(Figure dataset records):
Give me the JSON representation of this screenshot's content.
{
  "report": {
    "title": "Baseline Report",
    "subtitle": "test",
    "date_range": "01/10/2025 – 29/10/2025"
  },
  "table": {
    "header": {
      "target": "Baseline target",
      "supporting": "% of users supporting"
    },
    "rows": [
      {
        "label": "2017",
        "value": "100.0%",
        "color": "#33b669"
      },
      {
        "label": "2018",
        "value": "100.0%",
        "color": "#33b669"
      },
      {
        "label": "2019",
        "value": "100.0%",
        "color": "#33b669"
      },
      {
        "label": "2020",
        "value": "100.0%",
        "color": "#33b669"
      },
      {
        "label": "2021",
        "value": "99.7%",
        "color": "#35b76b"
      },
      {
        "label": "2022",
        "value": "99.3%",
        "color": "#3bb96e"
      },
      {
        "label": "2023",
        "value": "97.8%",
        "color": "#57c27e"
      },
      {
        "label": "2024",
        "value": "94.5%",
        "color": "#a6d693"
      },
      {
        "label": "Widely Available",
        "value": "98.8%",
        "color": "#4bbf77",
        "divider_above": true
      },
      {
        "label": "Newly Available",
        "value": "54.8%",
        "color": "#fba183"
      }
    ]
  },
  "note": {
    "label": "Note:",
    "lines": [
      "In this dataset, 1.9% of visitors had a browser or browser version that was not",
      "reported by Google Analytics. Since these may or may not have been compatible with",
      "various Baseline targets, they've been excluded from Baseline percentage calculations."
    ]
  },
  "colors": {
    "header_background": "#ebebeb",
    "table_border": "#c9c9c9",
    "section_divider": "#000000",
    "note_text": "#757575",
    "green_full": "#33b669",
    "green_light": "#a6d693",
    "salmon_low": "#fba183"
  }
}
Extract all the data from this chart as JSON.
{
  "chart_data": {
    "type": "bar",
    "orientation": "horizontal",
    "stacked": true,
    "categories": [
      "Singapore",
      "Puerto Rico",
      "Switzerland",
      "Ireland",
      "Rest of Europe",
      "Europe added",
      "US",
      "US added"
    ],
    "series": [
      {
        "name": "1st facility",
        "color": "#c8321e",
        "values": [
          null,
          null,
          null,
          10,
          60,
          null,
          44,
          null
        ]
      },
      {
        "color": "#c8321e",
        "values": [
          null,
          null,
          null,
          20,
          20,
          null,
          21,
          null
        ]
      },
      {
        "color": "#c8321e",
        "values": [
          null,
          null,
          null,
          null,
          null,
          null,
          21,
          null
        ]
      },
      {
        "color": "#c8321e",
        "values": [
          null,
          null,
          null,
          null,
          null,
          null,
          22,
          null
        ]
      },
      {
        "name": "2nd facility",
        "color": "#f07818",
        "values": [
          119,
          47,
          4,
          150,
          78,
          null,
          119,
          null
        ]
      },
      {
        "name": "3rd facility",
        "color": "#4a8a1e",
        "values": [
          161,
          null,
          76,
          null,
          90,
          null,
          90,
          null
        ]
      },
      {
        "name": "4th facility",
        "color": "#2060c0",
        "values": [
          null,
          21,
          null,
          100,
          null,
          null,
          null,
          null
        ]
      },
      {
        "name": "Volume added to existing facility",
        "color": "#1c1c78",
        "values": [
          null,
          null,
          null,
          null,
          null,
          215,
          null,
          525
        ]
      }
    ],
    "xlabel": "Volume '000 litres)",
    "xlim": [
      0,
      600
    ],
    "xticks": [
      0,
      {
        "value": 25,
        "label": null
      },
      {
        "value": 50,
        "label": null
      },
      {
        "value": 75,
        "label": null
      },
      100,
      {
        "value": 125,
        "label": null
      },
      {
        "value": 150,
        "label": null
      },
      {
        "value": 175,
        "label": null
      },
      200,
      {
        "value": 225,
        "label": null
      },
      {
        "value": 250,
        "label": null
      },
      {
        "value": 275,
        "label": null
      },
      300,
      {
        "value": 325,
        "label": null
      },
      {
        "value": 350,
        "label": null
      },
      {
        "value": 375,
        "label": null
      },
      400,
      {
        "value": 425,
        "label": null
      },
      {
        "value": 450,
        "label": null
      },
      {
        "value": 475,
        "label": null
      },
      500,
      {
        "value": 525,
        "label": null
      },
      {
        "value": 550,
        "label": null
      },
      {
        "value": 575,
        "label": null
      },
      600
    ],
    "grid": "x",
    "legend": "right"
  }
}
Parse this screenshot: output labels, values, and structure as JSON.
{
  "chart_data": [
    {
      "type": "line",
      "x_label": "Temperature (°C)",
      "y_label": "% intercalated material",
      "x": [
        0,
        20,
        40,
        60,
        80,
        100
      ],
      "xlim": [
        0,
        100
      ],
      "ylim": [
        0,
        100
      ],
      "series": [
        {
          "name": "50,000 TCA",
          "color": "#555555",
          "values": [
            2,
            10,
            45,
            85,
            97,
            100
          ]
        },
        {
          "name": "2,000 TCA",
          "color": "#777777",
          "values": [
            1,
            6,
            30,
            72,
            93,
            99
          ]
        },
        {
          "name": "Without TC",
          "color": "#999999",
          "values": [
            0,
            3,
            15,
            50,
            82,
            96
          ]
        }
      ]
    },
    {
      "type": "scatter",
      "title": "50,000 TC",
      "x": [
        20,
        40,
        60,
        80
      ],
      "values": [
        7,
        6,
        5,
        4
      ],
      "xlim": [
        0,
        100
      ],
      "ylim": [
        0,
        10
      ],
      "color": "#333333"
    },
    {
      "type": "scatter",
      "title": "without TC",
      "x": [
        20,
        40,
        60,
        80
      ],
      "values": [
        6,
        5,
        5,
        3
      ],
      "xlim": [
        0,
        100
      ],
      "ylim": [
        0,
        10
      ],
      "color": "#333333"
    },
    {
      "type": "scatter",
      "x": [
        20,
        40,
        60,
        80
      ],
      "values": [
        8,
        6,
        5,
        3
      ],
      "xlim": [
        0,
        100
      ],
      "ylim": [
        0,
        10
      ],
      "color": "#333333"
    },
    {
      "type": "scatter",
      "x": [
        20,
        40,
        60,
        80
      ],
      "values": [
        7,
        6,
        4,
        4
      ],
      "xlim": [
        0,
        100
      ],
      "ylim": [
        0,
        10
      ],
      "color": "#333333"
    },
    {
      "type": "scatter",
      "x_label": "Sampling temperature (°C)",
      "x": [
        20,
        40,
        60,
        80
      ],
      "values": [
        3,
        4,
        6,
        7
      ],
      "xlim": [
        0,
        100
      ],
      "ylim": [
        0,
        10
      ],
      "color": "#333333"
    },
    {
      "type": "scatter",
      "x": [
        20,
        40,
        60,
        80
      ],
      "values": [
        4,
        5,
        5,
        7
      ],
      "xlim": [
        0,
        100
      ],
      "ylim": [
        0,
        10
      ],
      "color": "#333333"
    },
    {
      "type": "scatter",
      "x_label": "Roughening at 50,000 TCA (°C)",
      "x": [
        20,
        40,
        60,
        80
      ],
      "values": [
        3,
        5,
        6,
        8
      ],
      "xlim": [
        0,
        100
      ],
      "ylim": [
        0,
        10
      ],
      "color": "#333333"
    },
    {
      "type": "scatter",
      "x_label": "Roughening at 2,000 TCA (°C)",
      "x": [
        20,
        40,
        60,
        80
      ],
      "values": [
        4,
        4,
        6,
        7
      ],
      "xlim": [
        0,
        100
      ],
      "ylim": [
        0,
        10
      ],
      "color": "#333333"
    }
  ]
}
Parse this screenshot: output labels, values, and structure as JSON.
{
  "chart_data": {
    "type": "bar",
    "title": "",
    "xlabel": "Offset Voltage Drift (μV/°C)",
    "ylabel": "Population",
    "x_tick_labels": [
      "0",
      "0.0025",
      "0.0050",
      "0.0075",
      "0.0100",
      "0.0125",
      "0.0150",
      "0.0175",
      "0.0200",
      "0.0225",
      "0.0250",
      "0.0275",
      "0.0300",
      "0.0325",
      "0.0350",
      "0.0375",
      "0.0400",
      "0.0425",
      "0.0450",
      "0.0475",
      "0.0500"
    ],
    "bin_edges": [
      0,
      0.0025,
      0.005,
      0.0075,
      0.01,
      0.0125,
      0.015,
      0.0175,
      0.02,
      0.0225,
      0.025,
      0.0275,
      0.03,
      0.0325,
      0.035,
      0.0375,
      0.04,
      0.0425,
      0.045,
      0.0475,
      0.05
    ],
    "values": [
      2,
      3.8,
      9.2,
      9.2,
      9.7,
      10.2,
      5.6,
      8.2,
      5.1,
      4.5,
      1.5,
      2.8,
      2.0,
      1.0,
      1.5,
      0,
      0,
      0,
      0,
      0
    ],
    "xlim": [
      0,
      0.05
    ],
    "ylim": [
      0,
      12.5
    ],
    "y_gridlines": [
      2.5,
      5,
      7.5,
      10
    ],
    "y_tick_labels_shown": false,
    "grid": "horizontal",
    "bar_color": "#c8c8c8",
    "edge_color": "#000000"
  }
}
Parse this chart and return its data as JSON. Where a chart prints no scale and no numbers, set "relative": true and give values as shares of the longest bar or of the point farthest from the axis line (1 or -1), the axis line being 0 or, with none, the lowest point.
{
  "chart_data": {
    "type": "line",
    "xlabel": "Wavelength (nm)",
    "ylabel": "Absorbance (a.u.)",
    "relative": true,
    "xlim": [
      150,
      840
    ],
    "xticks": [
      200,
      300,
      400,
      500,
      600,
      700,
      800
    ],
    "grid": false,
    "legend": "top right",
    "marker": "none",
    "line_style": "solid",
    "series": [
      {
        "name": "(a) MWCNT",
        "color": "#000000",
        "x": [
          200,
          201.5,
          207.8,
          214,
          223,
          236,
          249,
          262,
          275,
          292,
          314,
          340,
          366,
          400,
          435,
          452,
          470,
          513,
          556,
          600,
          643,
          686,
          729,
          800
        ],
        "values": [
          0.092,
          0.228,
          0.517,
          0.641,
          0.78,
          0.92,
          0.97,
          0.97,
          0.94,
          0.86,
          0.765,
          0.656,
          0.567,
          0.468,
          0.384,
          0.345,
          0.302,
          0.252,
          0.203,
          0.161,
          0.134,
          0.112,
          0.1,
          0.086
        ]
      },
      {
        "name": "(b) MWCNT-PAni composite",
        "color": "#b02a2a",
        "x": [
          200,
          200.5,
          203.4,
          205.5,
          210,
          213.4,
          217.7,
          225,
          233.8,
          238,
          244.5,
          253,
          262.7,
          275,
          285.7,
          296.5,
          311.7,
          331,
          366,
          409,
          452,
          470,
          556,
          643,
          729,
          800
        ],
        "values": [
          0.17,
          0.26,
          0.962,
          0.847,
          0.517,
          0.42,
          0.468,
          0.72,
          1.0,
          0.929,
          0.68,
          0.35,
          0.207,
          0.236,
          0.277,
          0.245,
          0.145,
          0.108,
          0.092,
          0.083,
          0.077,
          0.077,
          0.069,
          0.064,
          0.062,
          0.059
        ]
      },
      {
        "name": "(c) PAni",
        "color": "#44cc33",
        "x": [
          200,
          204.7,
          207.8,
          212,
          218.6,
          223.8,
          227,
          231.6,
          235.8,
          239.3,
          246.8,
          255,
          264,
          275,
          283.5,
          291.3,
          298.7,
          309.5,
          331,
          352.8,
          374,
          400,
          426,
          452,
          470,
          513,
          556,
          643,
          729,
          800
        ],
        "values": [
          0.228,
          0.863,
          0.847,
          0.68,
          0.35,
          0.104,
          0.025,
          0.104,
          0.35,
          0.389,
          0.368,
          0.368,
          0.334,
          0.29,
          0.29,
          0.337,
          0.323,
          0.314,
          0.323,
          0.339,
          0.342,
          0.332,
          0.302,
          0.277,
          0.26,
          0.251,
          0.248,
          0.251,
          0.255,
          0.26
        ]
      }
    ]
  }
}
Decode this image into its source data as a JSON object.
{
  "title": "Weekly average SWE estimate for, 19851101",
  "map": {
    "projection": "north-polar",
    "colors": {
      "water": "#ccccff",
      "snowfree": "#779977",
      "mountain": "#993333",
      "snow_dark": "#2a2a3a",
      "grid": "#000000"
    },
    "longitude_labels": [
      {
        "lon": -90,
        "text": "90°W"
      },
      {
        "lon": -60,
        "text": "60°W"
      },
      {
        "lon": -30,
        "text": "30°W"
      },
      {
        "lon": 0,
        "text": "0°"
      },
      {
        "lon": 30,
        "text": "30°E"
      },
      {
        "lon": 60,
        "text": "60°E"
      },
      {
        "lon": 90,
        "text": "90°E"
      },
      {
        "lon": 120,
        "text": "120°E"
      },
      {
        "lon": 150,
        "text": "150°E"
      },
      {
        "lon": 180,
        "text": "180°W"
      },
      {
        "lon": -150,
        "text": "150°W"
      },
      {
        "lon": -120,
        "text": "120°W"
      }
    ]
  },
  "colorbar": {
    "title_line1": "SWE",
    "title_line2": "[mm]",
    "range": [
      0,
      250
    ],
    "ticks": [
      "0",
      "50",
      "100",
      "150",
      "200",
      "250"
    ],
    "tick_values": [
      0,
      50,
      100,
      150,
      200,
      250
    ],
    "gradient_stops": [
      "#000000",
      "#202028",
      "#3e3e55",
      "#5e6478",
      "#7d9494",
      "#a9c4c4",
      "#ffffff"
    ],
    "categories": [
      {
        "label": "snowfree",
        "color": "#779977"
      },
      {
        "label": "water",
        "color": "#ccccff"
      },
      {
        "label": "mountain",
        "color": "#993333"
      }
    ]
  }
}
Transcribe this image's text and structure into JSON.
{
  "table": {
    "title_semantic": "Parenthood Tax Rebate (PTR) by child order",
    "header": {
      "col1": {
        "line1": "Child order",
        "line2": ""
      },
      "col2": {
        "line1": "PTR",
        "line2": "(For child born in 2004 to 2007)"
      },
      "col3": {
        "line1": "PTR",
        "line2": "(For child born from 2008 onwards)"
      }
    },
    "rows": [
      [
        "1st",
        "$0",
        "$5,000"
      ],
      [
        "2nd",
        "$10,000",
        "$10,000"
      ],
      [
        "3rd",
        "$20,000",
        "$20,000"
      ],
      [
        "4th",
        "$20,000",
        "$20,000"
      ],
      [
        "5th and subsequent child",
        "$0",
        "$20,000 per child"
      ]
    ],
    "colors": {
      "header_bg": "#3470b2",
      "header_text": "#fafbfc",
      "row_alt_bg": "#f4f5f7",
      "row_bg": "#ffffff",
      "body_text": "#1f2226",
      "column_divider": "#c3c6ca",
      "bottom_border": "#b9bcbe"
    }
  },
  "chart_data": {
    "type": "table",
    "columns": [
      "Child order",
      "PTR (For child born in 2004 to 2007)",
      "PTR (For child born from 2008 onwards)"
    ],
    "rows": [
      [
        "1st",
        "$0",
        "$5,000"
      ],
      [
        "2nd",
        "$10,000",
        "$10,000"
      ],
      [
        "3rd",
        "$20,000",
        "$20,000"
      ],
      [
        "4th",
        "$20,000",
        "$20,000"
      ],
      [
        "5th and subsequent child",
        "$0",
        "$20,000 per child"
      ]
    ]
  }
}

(AIM OF THE EXERCISE): Go through the data and gather every line that holds "onwards".

(TASK RESULT):
        "line2": "(For child born from 2008 onwards)"
      "PTR (For child born from 2008 onwards)"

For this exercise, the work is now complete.